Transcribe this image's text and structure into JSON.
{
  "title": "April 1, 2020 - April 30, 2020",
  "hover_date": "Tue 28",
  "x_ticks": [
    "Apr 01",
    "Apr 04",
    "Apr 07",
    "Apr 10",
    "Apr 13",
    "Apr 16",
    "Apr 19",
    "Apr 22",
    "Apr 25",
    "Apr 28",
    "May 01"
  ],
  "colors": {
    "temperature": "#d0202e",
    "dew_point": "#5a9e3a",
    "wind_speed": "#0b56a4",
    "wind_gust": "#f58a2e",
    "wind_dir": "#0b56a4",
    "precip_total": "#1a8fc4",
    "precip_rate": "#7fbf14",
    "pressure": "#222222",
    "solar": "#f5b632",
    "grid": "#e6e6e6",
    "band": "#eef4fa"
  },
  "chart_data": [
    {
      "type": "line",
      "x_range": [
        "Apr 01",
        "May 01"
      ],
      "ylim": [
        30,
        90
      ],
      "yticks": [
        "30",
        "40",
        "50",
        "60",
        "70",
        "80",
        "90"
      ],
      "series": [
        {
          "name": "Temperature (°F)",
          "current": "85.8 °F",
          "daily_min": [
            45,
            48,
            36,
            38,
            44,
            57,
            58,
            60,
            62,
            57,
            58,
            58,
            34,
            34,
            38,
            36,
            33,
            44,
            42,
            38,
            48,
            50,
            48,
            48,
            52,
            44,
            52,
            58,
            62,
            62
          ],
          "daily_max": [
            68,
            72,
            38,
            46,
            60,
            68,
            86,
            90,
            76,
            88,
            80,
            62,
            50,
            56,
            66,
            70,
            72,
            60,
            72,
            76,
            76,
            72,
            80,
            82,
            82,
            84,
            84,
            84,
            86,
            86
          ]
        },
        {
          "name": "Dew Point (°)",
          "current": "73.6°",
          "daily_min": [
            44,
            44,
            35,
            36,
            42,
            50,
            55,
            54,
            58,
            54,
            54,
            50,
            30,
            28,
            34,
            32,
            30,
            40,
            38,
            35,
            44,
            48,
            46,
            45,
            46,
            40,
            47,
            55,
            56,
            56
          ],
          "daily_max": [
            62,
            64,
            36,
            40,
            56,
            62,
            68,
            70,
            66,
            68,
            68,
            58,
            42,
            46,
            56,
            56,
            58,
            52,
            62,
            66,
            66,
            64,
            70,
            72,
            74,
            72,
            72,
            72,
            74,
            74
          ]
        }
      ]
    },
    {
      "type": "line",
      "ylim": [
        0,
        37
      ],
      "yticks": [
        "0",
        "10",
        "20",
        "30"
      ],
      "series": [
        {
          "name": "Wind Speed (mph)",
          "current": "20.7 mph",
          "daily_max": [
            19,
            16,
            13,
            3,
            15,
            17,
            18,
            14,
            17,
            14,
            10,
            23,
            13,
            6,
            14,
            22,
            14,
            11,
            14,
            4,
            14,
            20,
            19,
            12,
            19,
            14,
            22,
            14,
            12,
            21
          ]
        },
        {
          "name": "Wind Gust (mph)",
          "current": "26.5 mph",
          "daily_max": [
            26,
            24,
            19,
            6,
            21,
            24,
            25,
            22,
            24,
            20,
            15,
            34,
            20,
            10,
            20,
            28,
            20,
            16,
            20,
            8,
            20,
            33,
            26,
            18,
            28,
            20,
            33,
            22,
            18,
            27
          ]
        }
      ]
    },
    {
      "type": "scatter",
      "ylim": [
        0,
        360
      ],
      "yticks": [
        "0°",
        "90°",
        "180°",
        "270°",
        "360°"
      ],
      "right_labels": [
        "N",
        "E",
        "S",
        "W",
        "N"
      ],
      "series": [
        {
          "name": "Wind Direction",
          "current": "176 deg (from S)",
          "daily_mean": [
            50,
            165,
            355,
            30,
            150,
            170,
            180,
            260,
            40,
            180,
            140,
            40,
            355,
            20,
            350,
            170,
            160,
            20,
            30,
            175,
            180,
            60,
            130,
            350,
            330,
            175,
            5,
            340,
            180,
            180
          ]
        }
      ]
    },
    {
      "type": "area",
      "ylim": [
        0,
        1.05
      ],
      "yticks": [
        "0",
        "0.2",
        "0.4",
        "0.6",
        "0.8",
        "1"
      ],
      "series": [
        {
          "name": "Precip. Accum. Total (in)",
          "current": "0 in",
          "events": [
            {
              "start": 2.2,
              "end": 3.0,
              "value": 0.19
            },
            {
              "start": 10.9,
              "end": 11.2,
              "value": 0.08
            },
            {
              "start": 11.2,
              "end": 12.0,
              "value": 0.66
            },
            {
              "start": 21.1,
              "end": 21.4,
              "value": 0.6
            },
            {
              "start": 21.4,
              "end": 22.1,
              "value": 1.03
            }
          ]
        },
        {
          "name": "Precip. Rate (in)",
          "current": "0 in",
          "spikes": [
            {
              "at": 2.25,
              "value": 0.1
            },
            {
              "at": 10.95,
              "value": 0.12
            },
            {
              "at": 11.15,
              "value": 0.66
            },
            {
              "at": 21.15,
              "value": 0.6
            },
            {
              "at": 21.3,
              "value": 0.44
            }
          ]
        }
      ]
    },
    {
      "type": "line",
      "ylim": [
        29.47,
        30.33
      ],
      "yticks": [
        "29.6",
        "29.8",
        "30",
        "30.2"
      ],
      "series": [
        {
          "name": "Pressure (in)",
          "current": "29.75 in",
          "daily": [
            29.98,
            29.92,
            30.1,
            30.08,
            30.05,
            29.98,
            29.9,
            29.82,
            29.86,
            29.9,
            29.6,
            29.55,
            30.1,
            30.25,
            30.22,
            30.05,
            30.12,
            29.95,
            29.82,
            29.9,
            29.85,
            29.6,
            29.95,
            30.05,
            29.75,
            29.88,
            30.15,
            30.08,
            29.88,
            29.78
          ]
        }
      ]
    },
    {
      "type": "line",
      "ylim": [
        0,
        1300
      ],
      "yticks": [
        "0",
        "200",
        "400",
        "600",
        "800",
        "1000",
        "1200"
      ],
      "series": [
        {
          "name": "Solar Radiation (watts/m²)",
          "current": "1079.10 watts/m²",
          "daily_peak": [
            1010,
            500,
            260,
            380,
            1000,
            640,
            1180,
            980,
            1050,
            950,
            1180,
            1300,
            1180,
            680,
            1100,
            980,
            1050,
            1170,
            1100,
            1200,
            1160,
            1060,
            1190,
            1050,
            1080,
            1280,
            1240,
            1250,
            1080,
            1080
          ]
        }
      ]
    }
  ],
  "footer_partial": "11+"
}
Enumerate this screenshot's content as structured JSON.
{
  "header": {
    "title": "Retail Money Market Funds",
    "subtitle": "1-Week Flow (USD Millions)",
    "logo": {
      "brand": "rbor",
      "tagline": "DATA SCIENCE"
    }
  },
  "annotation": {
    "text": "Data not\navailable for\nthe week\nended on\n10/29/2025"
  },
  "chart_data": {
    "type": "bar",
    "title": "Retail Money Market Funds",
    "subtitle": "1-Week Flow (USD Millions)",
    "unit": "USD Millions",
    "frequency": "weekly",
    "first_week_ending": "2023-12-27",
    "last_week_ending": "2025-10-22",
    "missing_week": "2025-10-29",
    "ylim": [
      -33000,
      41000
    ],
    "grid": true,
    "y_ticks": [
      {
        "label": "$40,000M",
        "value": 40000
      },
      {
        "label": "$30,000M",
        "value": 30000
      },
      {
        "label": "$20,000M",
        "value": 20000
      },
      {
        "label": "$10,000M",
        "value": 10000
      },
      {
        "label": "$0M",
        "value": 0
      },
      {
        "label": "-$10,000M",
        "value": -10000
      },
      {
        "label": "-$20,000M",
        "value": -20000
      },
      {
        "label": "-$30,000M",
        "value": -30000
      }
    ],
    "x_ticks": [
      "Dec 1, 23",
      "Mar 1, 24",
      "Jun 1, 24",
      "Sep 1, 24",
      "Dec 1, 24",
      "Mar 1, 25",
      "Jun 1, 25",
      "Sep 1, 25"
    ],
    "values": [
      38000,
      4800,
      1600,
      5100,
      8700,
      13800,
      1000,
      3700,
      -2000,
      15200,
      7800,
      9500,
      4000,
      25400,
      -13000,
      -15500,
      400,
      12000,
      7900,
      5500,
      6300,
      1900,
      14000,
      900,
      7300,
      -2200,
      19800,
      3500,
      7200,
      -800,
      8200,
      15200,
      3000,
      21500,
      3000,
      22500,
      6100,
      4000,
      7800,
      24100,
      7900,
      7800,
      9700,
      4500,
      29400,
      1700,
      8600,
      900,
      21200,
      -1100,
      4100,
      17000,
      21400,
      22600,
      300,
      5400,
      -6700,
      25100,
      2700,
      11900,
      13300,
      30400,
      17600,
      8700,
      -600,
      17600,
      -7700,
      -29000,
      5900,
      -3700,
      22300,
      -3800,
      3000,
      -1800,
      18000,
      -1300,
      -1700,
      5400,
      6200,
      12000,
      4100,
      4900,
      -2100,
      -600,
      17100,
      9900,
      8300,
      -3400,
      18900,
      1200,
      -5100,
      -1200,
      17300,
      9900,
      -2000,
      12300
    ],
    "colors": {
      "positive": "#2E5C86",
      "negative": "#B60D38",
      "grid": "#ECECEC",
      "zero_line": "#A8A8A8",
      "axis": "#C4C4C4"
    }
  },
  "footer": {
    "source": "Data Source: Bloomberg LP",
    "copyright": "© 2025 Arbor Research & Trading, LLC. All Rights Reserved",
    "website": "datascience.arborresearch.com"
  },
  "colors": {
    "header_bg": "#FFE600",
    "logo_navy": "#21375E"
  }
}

○ ○ ○ ○ ○

## TASK DESCRIPTION:
Search the entries for the word "JSON" and pick out every line that holds it.

## SOLUTION TO THIS EXERCISE:
Transcribe this image's text and structure into JSON.
Enumerate this screenshot's content as structured JSON.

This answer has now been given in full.